**Problem details:** Write out all the entries word for word, but skip any images.

**Material to process:**
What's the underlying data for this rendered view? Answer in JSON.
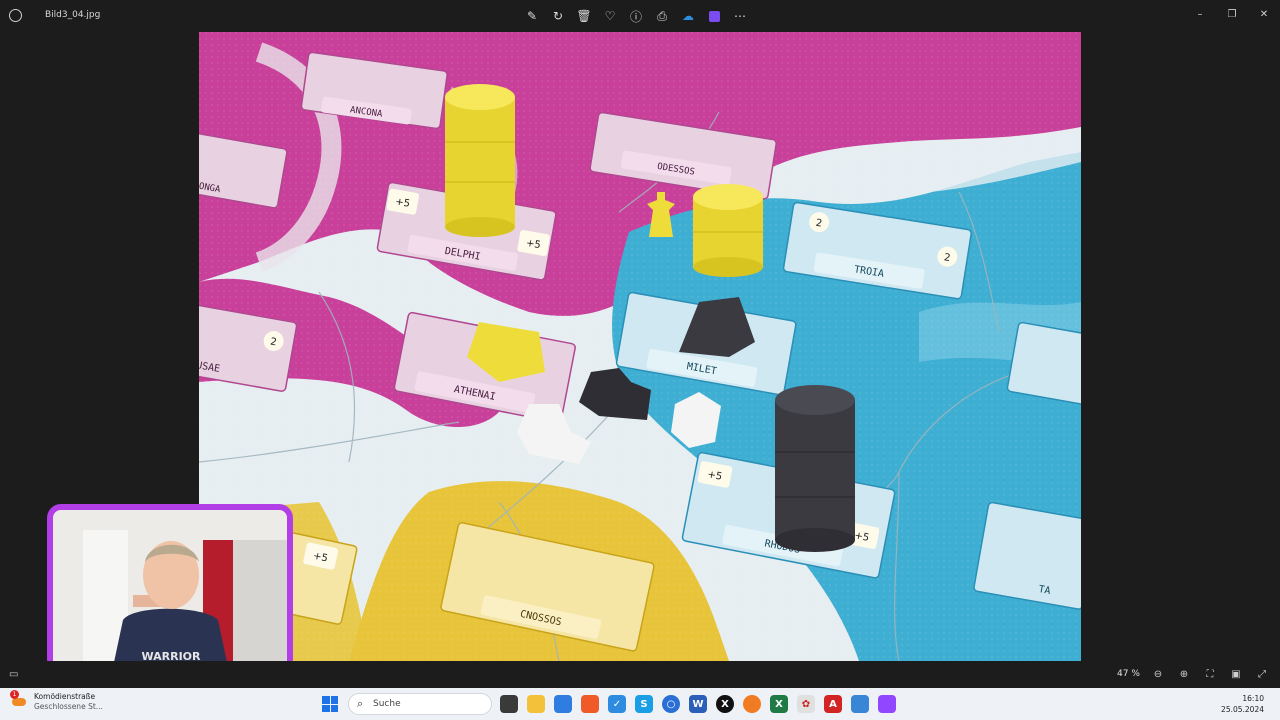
{
  "window": {
    "file_name": "Bild3_04.jpg"
  },
  "toolbar": {
    "icons": [
      "edit-icon",
      "rotate-icon",
      "delete-icon",
      "favorite-icon",
      "info-icon",
      "print-icon",
      "onedrive-icon",
      "clipchamp-icon",
      "more-icon"
    ]
  },
  "photo": {
    "city_labels": [
      "ANCONA",
      "ONGA",
      "ODESSOS",
      "DELPHI",
      "TROIA",
      "USAE",
      "ATHENAI",
      "MILET",
      "RHODOS",
      "CNOSSOS",
      "TA"
    ],
    "bonus_labels": [
      "+5",
      "+5",
      "+5",
      "+5",
      "+5"
    ],
    "victory_labels": [
      "2",
      "2",
      "2"
    ],
    "colors": {
      "sea": "#e6eef2",
      "pink_region": "#c8409a",
      "blue_region": "#3eaed2",
      "yellow_region": "#e7c43a",
      "yellow_piece": "#f2e04a",
      "black_piece": "#3a3a40",
      "white_piece": "#f4f4f4"
    }
  },
  "webcam": {
    "shirt_text": "WARRIOR",
    "frame_color": "#b23ee8"
  },
  "statusbar": {
    "zoom": "47 %"
  },
  "taskbar": {
    "weather_badge": "1",
    "weather_title": "Komödienstraße",
    "weather_sub": "Geschlossene St...",
    "search_placeholder": "Suche",
    "time": "16:10",
    "date": "25.05.2024"
  }
}
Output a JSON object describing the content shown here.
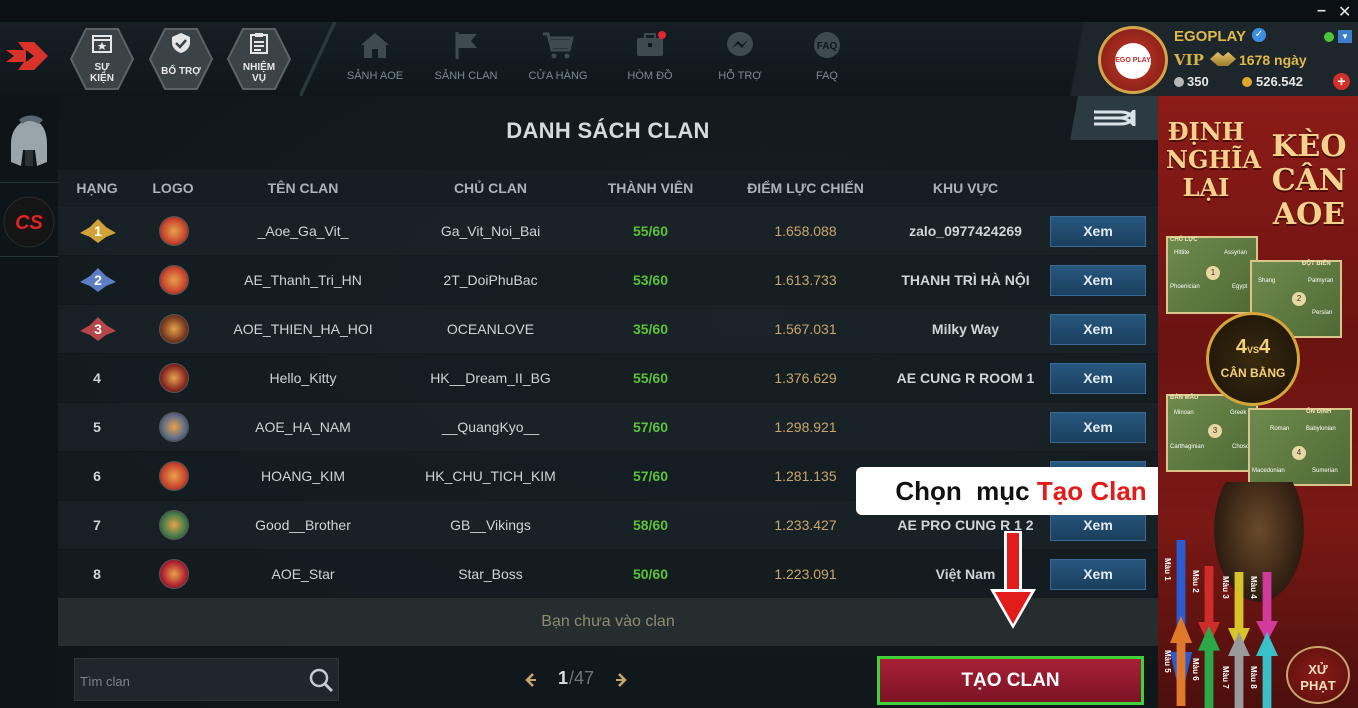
{
  "window": {
    "minimize": "–",
    "close": "✕"
  },
  "topbar": {
    "hex_buttons": [
      {
        "icon": "calendar-star-icon",
        "label1": "SỰ",
        "label2": "KIỆN"
      },
      {
        "icon": "shield-check-icon",
        "label1": "BỔ TRỢ",
        "label2": ""
      },
      {
        "icon": "clipboard-list-icon",
        "label1": "NHIỆM",
        "label2": "VỤ"
      }
    ],
    "nav": [
      {
        "icon": "home-icon",
        "label": "SẢNH AOE"
      },
      {
        "icon": "flag-icon",
        "label": "SẢNH CLAN"
      },
      {
        "icon": "cart-icon",
        "label": "CỬA HÀNG"
      },
      {
        "icon": "chest-icon",
        "label": "HÒM ĐỒ"
      },
      {
        "icon": "messenger-icon",
        "label": "HỖ TRỢ"
      },
      {
        "icon": "faq-icon",
        "label": "FAQ"
      }
    ],
    "profile": {
      "name": "EGOPLAY",
      "avatar_text": "EGO PLAY",
      "vip": "VIP",
      "days": "1678 ngày",
      "silver": "350",
      "gold": "526.542"
    }
  },
  "panel": {
    "title": "DANH SÁCH CLAN",
    "columns": [
      "HẠNG",
      "LOGO",
      "TÊN CLAN",
      "CHỦ CLAN",
      "THÀNH VIÊN",
      "ĐIỂM LỰC CHIẾN",
      "KHU VỰC"
    ],
    "rows": [
      {
        "rank": "1",
        "logo_color": "#c8442e",
        "name": "_Aoe_Ga_Vit_",
        "owner": "Ga_Vit_Noi_Bai",
        "members": "55/60",
        "power": "1.658.088",
        "region": "zalo_0977424269",
        "action": "Xem"
      },
      {
        "rank": "2",
        "logo_color": "#c8442e",
        "name": "AE_Thanh_Tri_HN",
        "owner": "2T_DoiPhuBac",
        "members": "53/60",
        "power": "1.613.733",
        "region": "THANH TRÌ HÀ NỘI",
        "action": "Xem"
      },
      {
        "rank": "3",
        "logo_color": "#7a3a20",
        "name": "AOE_THIEN_HA_HOI",
        "owner": "OCEANLOVE",
        "members": "35/60",
        "power": "1.567.031",
        "region": "Milky Way",
        "action": "Xem"
      },
      {
        "rank": "4",
        "logo_color": "#8a2a22",
        "name": "Hello_Kitty",
        "owner": "HK__Dream_II_BG",
        "members": "55/60",
        "power": "1.376.629",
        "region": "AE CUNG R ROOM 1",
        "action": "Xem"
      },
      {
        "rank": "5",
        "logo_color": "#5a6a88",
        "name": "AOE_HA_NAM",
        "owner": "__QuangKyo__",
        "members": "57/60",
        "power": "1.298.921",
        "region": "",
        "action": "Xem"
      },
      {
        "rank": "6",
        "logo_color": "#c8442e",
        "name": "HOANG_KIM",
        "owner": "HK_CHU_TICH_KIM",
        "members": "57/60",
        "power": "1.281.135",
        "region": "",
        "action": "Xem"
      },
      {
        "rank": "7",
        "logo_color": "#3f7a4a",
        "name": "Good__Brother",
        "owner": "GB__Vikings",
        "members": "58/60",
        "power": "1.233.427",
        "region": "AE PRO CUNG R 1 2",
        "action": "Xem"
      },
      {
        "rank": "8",
        "logo_color": "#b02030",
        "name": "AOE_Star",
        "owner": "Star_Boss",
        "members": "50/60",
        "power": "1.223.091",
        "region": "Việt Nam",
        "action": "Xem"
      }
    ],
    "status": "Bạn chưa vào clan",
    "search_placeholder": "Tìm clan",
    "page_current": "1",
    "page_total": "/47",
    "create_button": "TẠO CLAN"
  },
  "callout": {
    "prefix": "Chọn  mục ",
    "highlight": "Tạo Clan"
  },
  "ad": {
    "left_title": [
      "ĐỊNH",
      "NGHĨA",
      "LẠI"
    ],
    "right_title": [
      "KÈO",
      "CÂN",
      "AOE"
    ],
    "cards": [
      {
        "caption": "CHỦ LỰC",
        "a": "Hittite",
        "b": "Assyrian",
        "c": "Phoenician",
        "d": "Egypt",
        "num": "1"
      },
      {
        "caption": "ĐỘT BIẾN",
        "a": "Shang",
        "b": "Palmyran",
        "c": "",
        "d": "Persian",
        "num": "2"
      },
      {
        "caption": "BẢN MẪU",
        "a": "Minoan",
        "b": "Greek",
        "c": "Carthaginian",
        "d": "Choson",
        "num": "3"
      },
      {
        "caption": "ỔN ĐỊNH",
        "a": "Roman",
        "b": "Babylonian",
        "c": "Macedonian",
        "d": "Sumerian",
        "num": "4"
      }
    ],
    "vs_top": "4",
    "vs_mid": "VS",
    "vs_right": "4",
    "vs_label": "CÂN BẰNG",
    "teams": [
      "Màu 1",
      "Màu 2",
      "Màu 3",
      "Màu 4",
      "Màu 5",
      "Màu 6",
      "Màu 7",
      "Màu 8"
    ],
    "xu_phat": [
      "XỬ",
      "PHẠT"
    ]
  },
  "colors": {
    "accent_green": "#3fd33b",
    "create_red": "#a82035",
    "highlight_red": "#e21b1b",
    "member_green": "#5cc13a"
  }
}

**Problem solution:**
What's the underlying data for this rendered view? Answer in JSON.
{
  "window": {
    "file_name": "Bild3_04.jpg"
  },
  "toolbar": {
    "icons": [
      "edit-icon",
      "rotate-icon",
      "delete-icon",
      "favorite-icon",
      "info-icon",
      "print-icon",
      "onedrive-icon",
      "clipchamp-icon",
      "more-icon"
    ]
  },
  "photo": {
    "city_labels": [
      "ANCONA",
      "ONGA",
      "ODESSOS",
      "DELPHI",
      "TROIA",
      "USAE",
      "ATHENAI",
      "MILET",
      "RHODOS",
      "CNOSSOS",
      "TA"
    ],
    "bonus_labels": [
      "+5",
      "+5",
      "+5",
      "+5",
      "+5"
    ],
    "victory_labels": [
      "2",
      "2",
      "2"
    ],
    "colors": {
      "sea": "#e6eef2",
      "pink_region": "#c8409a",
      "blue_region": "#3eaed2",
      "yellow_region": "#e7c43a",
      "yellow_piece": "#f2e04a",
      "black_piece": "#3a3a40",
      "white_piece": "#f4f4f4"
    }
  },
  "webcam": {
    "shirt_text": "WARRIOR",
    "frame_color": "#b23ee8"
  },
  "statusbar": {
    "zoom": "47 %"
  },
  "taskbar": {
    "weather_badge": "1",
    "weather_title": "Komödienstraße",
    "weather_sub": "Geschlossene St...",
    "search_placeholder": "Suche",
    "time": "16:10",
    "date": "25.05.2024"
  }
}
Output a JSON object describing the content shown here.
{
  "window": {
    "minimize": "–",
    "close": "✕"
  },
  "topbar": {
    "hex_buttons": [
      {
        "icon": "calendar-star-icon",
        "label1": "SỰ",
        "label2": "KIỆN"
      },
      {
        "icon": "shield-check-icon",
        "label1": "BỔ TRỢ",
        "label2": ""
      },
      {
        "icon": "clipboard-list-icon",
        "label1": "NHIỆM",
        "label2": "VỤ"
      }
    ],
    "nav": [
      {
        "icon": "home-icon",
        "label": "SẢNH AOE"
      },
      {
        "icon": "flag-icon",
        "label": "SẢNH CLAN"
      },
      {
        "icon": "cart-icon",
        "label": "CỬA HÀNG"
      },
      {
        "icon": "chest-icon",
        "label": "HÒM ĐỒ"
      },
      {
        "icon": "messenger-icon",
        "label": "HỖ TRỢ"
      },
      {
        "icon": "faq-icon",
        "label": "FAQ"
      }
    ],
    "profile": {
      "name": "EGOPLAY",
      "avatar_text": "EGO PLAY",
      "vip": "VIP",
      "days": "1678 ngày",
      "silver": "350",
      "gold": "526.542"
    }
  },
  "panel": {
    "title": "DANH SÁCH CLAN",
    "columns": [
      "HẠNG",
      "LOGO",
      "TÊN CLAN",
      "CHỦ CLAN",
      "THÀNH VIÊN",
      "ĐIỂM LỰC CHIẾN",
      "KHU VỰC"
    ],
    "rows": [
      {
        "rank": "1",
        "logo_color": "#c8442e",
        "name": "_Aoe_Ga_Vit_",
        "owner": "Ga_Vit_Noi_Bai",
        "members": "55/60",
        "power": "1.658.088",
        "region": "zalo_0977424269",
        "action": "Xem"
      },
      {
        "rank": "2",
        "logo_color": "#c8442e",
        "name": "AE_Thanh_Tri_HN",
        "owner": "2T_DoiPhuBac",
        "members": "53/60",
        "power": "1.613.733",
        "region": "THANH TRÌ HÀ NỘI",
        "action": "Xem"
      },
      {
        "rank": "3",
        "logo_color": "#7a3a20",
        "name": "AOE_THIEN_HA_HOI",
        "owner": "OCEANLOVE",
        "members": "35/60",
        "power": "1.567.031",
        "region": "Milky Way",
        "action": "Xem"
      },
      {
        "rank": "4",
        "logo_color": "#8a2a22",
        "name": "Hello_Kitty",
        "owner": "HK__Dream_II_BG",
        "members": "55/60",
        "power": "1.376.629",
        "region": "AE CUNG R ROOM 1",
        "action": "Xem"
      },
      {
        "rank": "5",
        "logo_color": "#5a6a88",
        "name": "AOE_HA_NAM",
        "owner": "__QuangKyo__",
        "members": "57/60",
        "power": "1.298.921",
        "region": "",
        "action": "Xem"
      },
      {
        "rank": "6",
        "logo_color": "#c8442e",
        "name": "HOANG_KIM",
        "owner": "HK_CHU_TICH_KIM",
        "members": "57/60",
        "power": "1.281.135",
        "region": "",
        "action": "Xem"
      },
      {
        "rank": "7",
        "logo_color": "#3f7a4a",
        "name": "Good__Brother",
        "owner": "GB__Vikings",
        "members": "58/60",
        "power": "1.233.427",
        "region": "AE PRO CUNG R 1 2",
        "action": "Xem"
      },
      {
        "rank": "8",
        "logo_color": "#b02030",
        "name": "AOE_Star",
        "owner": "Star_Boss",
        "members": "50/60",
        "power": "1.223.091",
        "region": "Việt Nam",
        "action": "Xem"
      }
    ],
    "status": "Bạn chưa vào clan",
    "search_placeholder": "Tìm clan",
    "page_current": "1",
    "page_total": "/47",
    "create_button": "TẠO CLAN"
  },
  "callout": {
    "prefix": "Chọn  mục ",
    "highlight": "Tạo Clan"
  },
  "ad": {
    "left_title": [
      "ĐỊNH",
      "NGHĨA",
      "LẠI"
    ],
    "right_title": [
      "KÈO",
      "CÂN",
      "AOE"
    ],
    "cards": [
      {
        "caption": "CHỦ LỰC",
        "a": "Hittite",
        "b": "Assyrian",
        "c": "Phoenician",
        "d": "Egypt",
        "num": "1"
      },
      {
        "caption": "ĐỘT BIẾN",
        "a": "Shang",
        "b": "Palmyran",
        "c": "",
        "d": "Persian",
        "num": "2"
      },
      {
        "caption": "BẢN MẪU",
        "a": "Minoan",
        "b": "Greek",
        "c": "Carthaginian",
        "d": "Choson",
        "num": "3"
      },
      {
        "caption": "ỔN ĐỊNH",
        "a": "Roman",
        "b": "Babylonian",
        "c": "Macedonian",
        "d": "Sumerian",
        "num": "4"
      }
    ],
    "vs_top": "4",
    "vs_mid": "VS",
    "vs_right": "4",
    "vs_label": "CÂN BẰNG",
    "teams": [
      "Màu 1",
      "Màu 2",
      "Màu 3",
      "Màu 4",
      "Màu 5",
      "Màu 6",
      "Màu 7",
      "Màu 8"
    ],
    "xu_phat": [
      "XỬ",
      "PHẠT"
    ]
  },
  "colors": {
    "accent_green": "#3fd33b",
    "create_red": "#a82035",
    "highlight_red": "#e21b1b",
    "member_green": "#5cc13a"
  }
}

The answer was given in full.